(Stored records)
--------------------------------------------------
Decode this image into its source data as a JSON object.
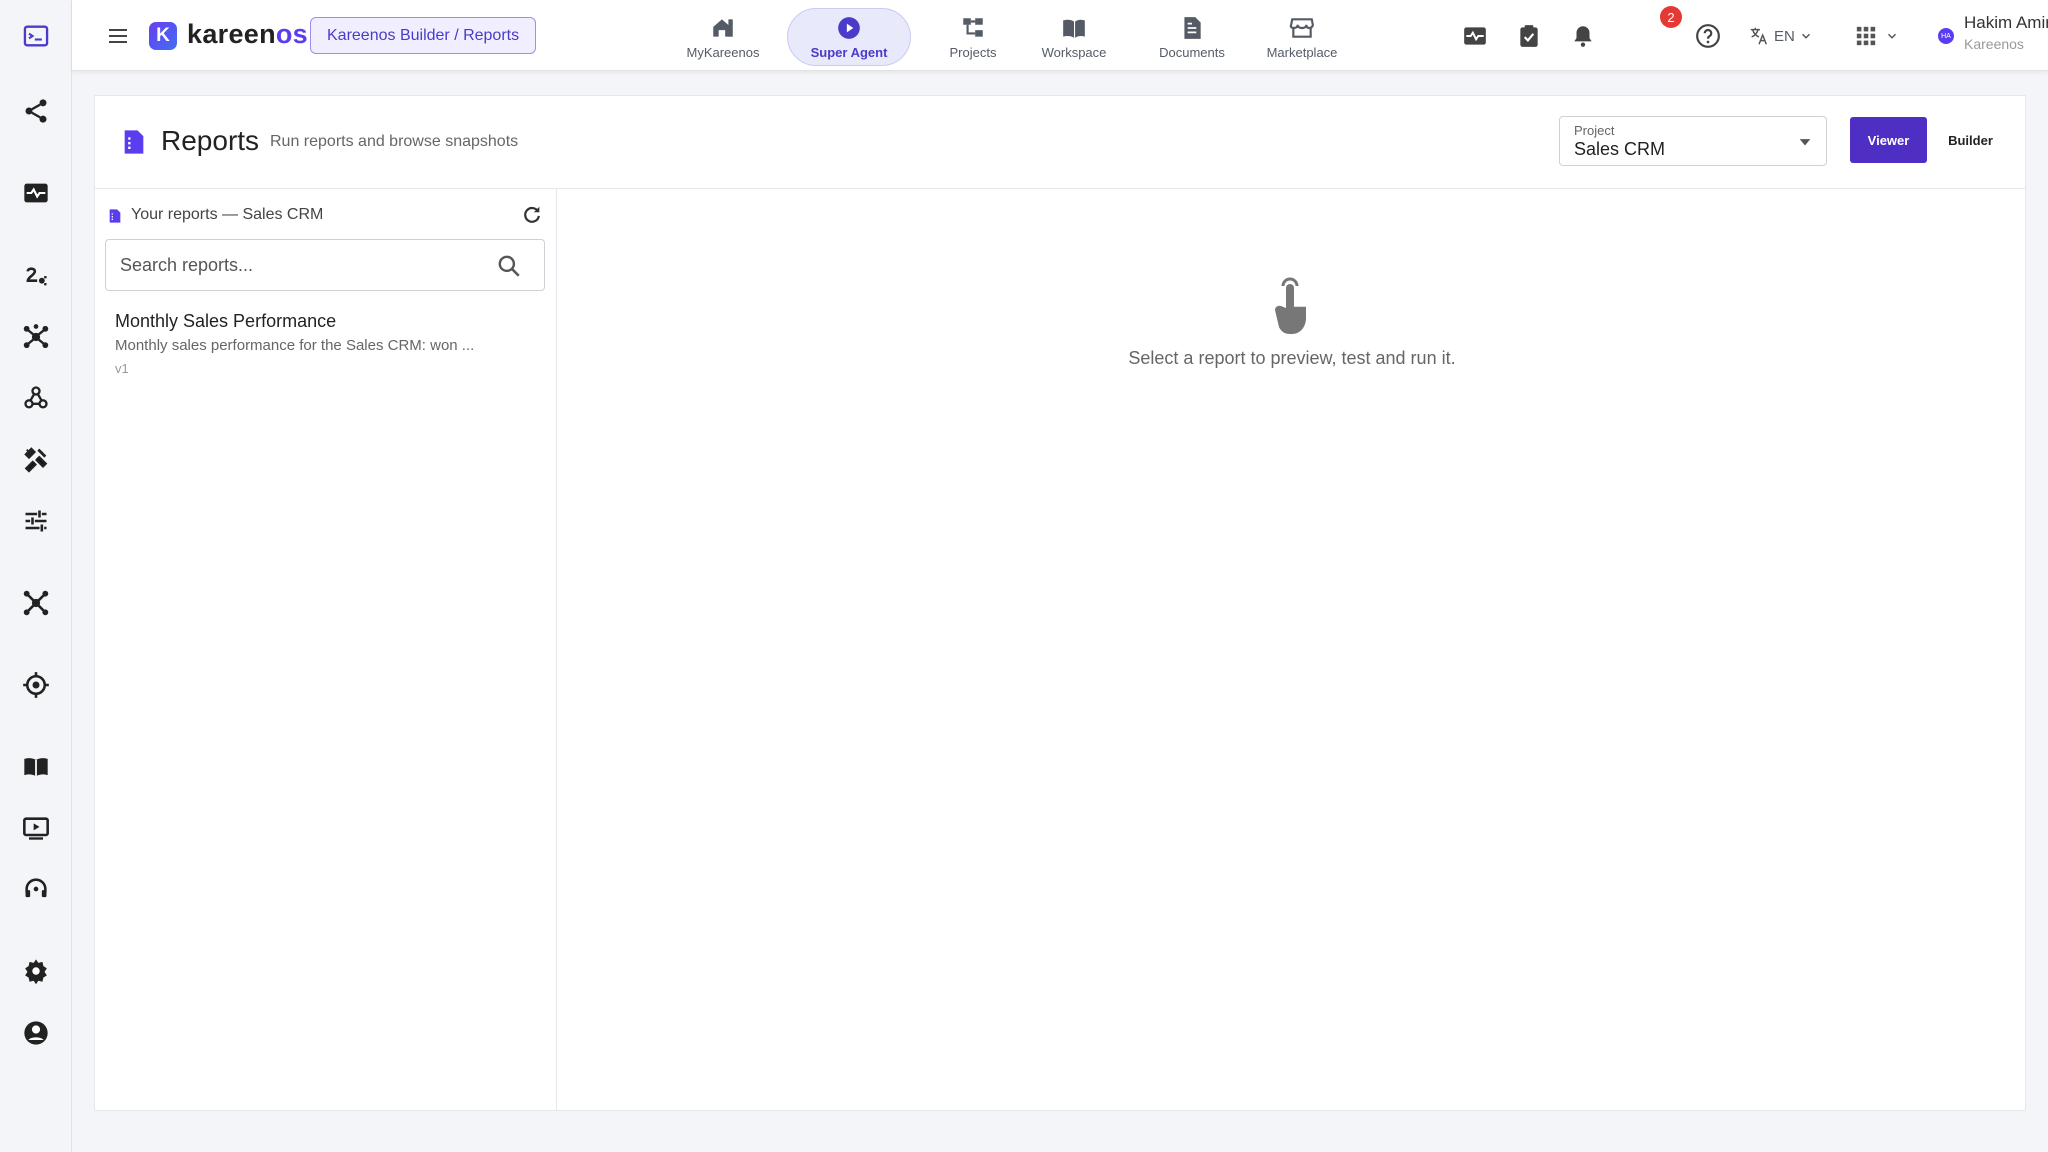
{
  "rail": {
    "icons": [
      "console-icon",
      "share-icon",
      "monitor-heart-icon",
      "route-icon",
      "hub-icon",
      "webhook-icon",
      "tools-icon",
      "tune-icon",
      "hub-alt-icon",
      "target-icon",
      "book-icon",
      "video-icon",
      "support-icon",
      "settings-icon",
      "account-icon"
    ]
  },
  "header": {
    "brand": "kareen",
    "brand_suffix": "os",
    "brand_mark": "K",
    "breadcrumb": "Kareenos Builder / Reports",
    "nav": [
      {
        "label": "MyKareenos",
        "icon": "home-icon"
      },
      {
        "label": "Super Agent",
        "icon": "play-circle-icon",
        "active": true
      },
      {
        "label": "Projects",
        "icon": "tree-icon"
      },
      {
        "label": "Workspace",
        "icon": "library-icon"
      },
      {
        "label": "Documents",
        "icon": "document-icon"
      },
      {
        "label": "Marketplace",
        "icon": "store-icon"
      }
    ],
    "notifications_count": "2",
    "language": "EN",
    "user": {
      "name": "Hakim Amir",
      "org": "Kareenos",
      "initials": "HA"
    }
  },
  "page": {
    "title": "Reports",
    "subtitle": "Run reports and browse snapshots",
    "project_label": "Project",
    "project_value": "Sales CRM",
    "view_modes": {
      "viewer": "Viewer",
      "builder": "Builder",
      "active": "Viewer"
    }
  },
  "reports_panel": {
    "heading": "Your reports — Sales CRM",
    "search_placeholder": "Search reports...",
    "items": [
      {
        "title": "Monthly Sales Performance",
        "description": "Monthly sales performance for the Sales CRM: won ...",
        "version": "v1"
      }
    ]
  },
  "preview": {
    "empty_message": "Select a report to preview, test and run it."
  },
  "colors": {
    "accent": "#4f2ec4",
    "brand": "#5b3df0",
    "badge": "#e53935"
  }
}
--------------------------------------------------
Each line above is to be copied verbatim. Drop any image from the copy.

> _EXERCISE OUTPUT_:
Decode this image into its source data as a JSON object.
{
  "rail": {
    "icons": [
      "console-icon",
      "share-icon",
      "monitor-heart-icon",
      "route-icon",
      "hub-icon",
      "webhook-icon",
      "tools-icon",
      "tune-icon",
      "hub-alt-icon",
      "target-icon",
      "book-icon",
      "video-icon",
      "support-icon",
      "settings-icon",
      "account-icon"
    ]
  },
  "header": {
    "brand": "kareen",
    "brand_suffix": "os",
    "brand_mark": "K",
    "breadcrumb": "Kareenos Builder / Reports",
    "nav": [
      {
        "label": "MyKareenos",
        "icon": "home-icon"
      },
      {
        "label": "Super Agent",
        "icon": "play-circle-icon",
        "active": true
      },
      {
        "label": "Projects",
        "icon": "tree-icon"
      },
      {
        "label": "Workspace",
        "icon": "library-icon"
      },
      {
        "label": "Documents",
        "icon": "document-icon"
      },
      {
        "label": "Marketplace",
        "icon": "store-icon"
      }
    ],
    "notifications_count": "2",
    "language": "EN",
    "user": {
      "name": "Hakim Amir",
      "org": "Kareenos",
      "initials": "HA"
    }
  },
  "page": {
    "title": "Reports",
    "subtitle": "Run reports and browse snapshots",
    "project_label": "Project",
    "project_value": "Sales CRM",
    "view_modes": {
      "viewer": "Viewer",
      "builder": "Builder",
      "active": "Viewer"
    }
  },
  "reports_panel": {
    "heading": "Your reports — Sales CRM",
    "search_placeholder": "Search reports...",
    "items": [
      {
        "title": "Monthly Sales Performance",
        "description": "Monthly sales performance for the Sales CRM: won ...",
        "version": "v1"
      }
    ]
  },
  "preview": {
    "empty_message": "Select a report to preview, test and run it."
  },
  "colors": {
    "accent": "#4f2ec4",
    "brand": "#5b3df0",
    "badge": "#e53935"
  }
}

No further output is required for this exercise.